* [Information supplied]:
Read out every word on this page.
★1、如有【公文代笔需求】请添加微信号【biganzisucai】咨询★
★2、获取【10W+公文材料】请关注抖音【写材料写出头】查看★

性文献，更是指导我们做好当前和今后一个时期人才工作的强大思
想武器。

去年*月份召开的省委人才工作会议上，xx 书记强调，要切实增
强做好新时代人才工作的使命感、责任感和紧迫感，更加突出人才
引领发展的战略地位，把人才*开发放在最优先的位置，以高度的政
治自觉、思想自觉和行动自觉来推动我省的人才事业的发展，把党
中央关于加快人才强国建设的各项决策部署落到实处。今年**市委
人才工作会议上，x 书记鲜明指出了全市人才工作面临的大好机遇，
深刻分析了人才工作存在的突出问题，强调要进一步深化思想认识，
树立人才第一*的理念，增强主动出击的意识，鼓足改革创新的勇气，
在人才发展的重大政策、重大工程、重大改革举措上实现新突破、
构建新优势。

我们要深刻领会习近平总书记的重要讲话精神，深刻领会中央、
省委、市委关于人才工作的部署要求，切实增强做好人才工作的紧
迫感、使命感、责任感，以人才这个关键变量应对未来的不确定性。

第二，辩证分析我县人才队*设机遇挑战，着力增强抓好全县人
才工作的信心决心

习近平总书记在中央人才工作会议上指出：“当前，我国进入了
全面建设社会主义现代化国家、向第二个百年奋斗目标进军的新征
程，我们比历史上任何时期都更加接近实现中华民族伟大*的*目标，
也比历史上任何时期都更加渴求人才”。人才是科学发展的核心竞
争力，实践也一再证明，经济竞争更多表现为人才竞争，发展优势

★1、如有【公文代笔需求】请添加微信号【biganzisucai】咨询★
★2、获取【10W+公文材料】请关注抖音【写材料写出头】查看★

* [What the task requires]:
Write the material out again in its entirety, exactly as shown.

* [Output below]:
Read out every word on this page.
★1、如有【公文代笔需求】请添加微信号【biganzisucai】咨询★
★2、获取【10W+公文材料】请关注抖音【写材料写出头】查看★

性文献，更是指导我们做好当前和今后一个时期人才工作的强大思
想武器。

去年*月份召开的省委人才工作会议上，xx 书记强调，要切实增
强做好新时代人才工作的使命感、责任感和紧迫感，更加突出人才
引领发展的战略地位，把人才*开发放在最优先的位置，以高度的政
治自觉、思想自觉和行动自觉来推动我省的人才事业的发展，把党
中央关于加快人才强国建设的各项决策部署落到实处。今年**市委
人才工作会议上，x 书记鲜明指出了全市人才工作面临的大好机遇，
深刻分析了人才工作存在的突出问题，强调要进一步深化思想认识，
树立人才第一*的理念，增强主动出击的意识，鼓足改革创新的勇气，
在人才发展的重大政策、重大工程、重大改革举措上实现新突破、
构建新优势。

我们要深刻领会习近平总书记的重要讲话精神，深刻领会中央、
省委、市委关于人才工作的部署要求，切实增强做好人才工作的紧
迫感、使命感、责任感，以人才这个关键变量应对未来的不确定性。

第二，辩证分析我县人才队*设机遇挑战，着力增强抓好全县人
才工作的信心决心

习近平总书记在中央人才工作会议上指出：“当前，我国进入了
全面建设社会主义现代化国家、向第二个百年奋斗目标进军的新征
程，我们比历史上任何时期都更加接近实现中华民族伟大*的*目标，
也比历史上任何时期都更加渴求人才”。人才是科学发展的核心竞
争力，实践也一再证明，经济竞争更多表现为人才竞争，发展优势

★1、如有【公文代笔需求】请添加微信号【biganzisucai】咨询★
★2、获取【10W+公文材料】请关注抖音【写材料写出头】查看★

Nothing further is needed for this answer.